Exercise directions
State the number of lines below in which the word "with" appears. Nothing else belongs in the answer.

Figure record extracts

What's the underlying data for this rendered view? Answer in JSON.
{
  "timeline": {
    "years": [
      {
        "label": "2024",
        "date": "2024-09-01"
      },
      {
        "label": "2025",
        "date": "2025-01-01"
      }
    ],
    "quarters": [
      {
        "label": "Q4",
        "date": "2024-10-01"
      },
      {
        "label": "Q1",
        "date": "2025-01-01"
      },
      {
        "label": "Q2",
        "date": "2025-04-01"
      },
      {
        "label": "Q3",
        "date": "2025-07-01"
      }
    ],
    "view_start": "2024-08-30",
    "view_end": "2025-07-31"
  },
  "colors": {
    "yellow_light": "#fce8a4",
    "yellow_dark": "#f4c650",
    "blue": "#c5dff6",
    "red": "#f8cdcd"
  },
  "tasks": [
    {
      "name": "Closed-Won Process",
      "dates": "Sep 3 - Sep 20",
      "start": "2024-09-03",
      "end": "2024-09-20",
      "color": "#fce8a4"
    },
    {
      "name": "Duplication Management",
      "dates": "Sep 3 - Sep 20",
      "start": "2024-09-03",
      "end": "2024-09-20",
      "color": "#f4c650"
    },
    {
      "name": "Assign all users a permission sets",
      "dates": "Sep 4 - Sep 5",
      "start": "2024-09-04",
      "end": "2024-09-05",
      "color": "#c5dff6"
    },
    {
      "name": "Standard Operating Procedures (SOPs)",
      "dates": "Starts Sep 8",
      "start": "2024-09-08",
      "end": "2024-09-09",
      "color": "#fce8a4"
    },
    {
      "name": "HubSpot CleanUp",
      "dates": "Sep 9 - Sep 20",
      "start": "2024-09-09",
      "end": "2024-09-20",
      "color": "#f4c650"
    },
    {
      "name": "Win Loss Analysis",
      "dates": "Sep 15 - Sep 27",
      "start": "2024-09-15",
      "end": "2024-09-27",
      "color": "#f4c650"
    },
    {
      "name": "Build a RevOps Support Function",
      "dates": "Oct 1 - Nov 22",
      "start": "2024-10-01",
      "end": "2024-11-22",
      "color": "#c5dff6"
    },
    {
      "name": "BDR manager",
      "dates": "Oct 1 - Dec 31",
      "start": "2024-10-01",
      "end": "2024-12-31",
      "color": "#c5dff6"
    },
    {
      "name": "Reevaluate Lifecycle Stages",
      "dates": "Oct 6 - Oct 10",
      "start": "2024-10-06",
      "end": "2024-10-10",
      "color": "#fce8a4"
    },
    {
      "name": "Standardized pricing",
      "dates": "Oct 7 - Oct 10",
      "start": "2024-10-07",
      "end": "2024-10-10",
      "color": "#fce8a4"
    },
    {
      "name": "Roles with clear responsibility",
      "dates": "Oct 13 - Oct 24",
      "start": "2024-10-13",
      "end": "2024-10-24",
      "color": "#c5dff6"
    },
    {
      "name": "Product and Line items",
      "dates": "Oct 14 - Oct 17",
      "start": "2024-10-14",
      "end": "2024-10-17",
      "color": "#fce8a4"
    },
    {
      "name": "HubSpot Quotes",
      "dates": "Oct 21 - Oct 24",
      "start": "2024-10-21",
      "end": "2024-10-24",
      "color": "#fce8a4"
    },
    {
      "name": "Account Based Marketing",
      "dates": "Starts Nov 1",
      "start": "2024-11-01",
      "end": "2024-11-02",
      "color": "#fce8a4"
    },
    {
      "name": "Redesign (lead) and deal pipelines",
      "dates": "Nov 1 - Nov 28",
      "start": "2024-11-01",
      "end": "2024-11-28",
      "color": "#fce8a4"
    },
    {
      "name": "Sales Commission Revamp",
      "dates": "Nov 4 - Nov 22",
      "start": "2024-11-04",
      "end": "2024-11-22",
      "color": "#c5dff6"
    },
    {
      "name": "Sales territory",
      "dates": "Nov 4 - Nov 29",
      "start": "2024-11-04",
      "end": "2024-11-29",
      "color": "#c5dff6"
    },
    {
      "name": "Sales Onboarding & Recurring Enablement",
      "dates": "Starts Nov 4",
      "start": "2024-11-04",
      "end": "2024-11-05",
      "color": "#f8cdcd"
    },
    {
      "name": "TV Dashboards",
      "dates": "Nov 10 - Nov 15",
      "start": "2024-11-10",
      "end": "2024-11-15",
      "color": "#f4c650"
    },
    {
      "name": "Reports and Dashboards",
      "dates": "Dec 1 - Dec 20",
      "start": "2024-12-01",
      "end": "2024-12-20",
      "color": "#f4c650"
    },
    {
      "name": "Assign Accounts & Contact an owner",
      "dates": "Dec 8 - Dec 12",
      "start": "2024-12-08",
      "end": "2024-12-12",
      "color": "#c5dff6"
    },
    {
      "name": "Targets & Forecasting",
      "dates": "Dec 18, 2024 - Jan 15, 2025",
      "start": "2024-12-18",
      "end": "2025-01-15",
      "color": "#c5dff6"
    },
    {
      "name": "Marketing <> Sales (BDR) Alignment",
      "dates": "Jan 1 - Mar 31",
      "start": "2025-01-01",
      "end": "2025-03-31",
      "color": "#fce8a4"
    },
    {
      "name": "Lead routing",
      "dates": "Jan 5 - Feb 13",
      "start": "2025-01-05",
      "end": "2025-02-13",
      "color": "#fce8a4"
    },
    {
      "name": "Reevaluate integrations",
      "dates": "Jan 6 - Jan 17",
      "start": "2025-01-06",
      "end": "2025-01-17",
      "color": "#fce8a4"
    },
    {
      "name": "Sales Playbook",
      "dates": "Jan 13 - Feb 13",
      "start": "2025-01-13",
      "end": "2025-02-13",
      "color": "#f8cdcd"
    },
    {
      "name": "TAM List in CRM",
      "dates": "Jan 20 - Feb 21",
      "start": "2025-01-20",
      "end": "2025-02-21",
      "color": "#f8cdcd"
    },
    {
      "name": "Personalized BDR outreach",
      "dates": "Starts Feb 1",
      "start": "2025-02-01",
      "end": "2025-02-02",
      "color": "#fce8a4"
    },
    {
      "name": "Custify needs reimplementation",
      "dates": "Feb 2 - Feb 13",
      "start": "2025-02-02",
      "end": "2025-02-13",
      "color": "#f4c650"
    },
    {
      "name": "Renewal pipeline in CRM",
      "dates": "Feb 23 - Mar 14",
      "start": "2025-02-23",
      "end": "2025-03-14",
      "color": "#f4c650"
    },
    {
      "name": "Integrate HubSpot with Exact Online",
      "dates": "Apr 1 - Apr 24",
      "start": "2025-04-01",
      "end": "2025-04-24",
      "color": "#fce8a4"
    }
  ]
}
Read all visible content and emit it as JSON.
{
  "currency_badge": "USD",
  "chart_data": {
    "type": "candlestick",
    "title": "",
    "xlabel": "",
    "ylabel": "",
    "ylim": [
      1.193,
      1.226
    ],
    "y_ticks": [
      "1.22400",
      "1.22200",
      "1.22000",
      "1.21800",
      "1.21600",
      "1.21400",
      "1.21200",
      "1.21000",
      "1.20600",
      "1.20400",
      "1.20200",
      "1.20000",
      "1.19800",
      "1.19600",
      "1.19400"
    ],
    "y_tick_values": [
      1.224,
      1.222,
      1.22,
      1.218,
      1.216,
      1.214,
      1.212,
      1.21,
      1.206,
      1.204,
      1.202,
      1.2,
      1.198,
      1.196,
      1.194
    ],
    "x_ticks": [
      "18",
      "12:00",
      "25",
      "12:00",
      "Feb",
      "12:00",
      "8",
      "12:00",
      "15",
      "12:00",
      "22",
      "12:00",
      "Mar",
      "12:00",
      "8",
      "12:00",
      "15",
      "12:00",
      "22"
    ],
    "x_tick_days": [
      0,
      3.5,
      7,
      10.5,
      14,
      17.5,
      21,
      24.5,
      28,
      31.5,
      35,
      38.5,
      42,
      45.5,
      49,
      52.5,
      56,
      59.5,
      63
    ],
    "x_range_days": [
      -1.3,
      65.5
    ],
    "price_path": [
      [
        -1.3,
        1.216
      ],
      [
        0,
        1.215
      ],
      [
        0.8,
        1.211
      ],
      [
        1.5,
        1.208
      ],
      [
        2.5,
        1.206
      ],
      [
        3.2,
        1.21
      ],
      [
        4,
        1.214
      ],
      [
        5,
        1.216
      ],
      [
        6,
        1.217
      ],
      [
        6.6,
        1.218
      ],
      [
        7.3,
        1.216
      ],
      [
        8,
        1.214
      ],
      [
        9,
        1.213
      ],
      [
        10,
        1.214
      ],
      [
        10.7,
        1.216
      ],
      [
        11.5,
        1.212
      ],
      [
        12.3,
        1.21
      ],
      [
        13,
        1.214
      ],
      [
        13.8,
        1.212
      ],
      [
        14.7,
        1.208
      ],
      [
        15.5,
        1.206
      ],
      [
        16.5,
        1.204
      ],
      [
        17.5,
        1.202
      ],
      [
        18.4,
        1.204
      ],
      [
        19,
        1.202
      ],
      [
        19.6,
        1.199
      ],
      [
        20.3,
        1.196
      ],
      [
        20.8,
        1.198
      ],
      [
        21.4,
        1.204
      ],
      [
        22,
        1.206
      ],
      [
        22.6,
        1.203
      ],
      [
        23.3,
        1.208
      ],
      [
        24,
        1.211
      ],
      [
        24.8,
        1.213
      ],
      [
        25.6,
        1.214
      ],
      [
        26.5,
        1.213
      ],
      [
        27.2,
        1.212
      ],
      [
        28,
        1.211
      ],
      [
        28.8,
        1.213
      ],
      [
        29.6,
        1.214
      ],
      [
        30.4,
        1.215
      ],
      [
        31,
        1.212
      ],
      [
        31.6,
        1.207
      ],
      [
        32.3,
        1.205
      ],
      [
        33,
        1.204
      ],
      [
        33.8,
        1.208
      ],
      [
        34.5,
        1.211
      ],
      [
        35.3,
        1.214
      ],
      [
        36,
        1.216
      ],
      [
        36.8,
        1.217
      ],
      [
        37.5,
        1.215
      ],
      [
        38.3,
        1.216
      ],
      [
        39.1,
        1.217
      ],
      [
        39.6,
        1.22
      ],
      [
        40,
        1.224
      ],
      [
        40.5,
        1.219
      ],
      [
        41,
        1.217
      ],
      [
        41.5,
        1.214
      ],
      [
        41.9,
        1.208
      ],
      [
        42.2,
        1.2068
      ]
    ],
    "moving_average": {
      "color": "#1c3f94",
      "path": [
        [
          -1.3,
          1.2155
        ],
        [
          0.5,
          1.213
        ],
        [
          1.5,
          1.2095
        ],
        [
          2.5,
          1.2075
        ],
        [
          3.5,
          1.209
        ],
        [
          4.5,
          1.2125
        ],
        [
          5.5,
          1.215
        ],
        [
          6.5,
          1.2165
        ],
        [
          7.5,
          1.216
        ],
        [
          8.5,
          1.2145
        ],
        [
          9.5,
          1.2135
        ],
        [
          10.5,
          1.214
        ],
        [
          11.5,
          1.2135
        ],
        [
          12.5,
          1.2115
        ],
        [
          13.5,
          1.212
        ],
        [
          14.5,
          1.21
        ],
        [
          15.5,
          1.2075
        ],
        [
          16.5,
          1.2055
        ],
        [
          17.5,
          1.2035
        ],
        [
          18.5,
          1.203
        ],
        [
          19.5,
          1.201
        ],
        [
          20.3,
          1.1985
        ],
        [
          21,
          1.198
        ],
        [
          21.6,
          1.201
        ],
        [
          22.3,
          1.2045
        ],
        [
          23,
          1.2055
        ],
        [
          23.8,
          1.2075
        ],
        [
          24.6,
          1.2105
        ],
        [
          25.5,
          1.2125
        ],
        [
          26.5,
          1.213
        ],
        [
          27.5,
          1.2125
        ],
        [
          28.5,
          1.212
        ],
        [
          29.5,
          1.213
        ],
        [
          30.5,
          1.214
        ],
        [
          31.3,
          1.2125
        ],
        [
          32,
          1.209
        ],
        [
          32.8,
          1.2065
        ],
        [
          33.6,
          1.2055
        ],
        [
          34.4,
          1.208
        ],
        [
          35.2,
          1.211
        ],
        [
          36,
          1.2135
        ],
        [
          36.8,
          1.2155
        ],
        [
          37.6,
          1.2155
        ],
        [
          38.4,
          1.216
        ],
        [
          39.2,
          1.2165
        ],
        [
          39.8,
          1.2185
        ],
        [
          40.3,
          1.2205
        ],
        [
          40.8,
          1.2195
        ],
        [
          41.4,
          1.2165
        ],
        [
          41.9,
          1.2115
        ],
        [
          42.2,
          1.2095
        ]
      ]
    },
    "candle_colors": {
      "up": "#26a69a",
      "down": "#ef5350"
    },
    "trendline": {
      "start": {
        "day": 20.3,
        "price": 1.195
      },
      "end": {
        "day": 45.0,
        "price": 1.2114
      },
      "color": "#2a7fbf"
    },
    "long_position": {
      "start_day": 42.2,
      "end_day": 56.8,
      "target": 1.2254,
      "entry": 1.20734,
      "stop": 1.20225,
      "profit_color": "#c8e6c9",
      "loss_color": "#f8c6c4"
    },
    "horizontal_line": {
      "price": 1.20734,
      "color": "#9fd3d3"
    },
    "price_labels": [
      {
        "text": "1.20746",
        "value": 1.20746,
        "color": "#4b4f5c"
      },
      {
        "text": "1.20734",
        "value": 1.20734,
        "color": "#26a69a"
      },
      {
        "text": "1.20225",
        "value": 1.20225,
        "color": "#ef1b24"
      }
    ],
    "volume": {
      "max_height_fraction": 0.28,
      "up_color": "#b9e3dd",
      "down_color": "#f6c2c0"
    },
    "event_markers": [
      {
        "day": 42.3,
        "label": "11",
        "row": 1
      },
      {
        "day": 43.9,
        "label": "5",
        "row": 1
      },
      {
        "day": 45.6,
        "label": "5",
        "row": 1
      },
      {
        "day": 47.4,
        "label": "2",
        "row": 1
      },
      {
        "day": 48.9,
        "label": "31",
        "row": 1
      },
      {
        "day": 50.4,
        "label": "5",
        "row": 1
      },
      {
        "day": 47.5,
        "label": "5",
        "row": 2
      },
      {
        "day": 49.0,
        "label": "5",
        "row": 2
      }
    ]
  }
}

Response to this exercise
2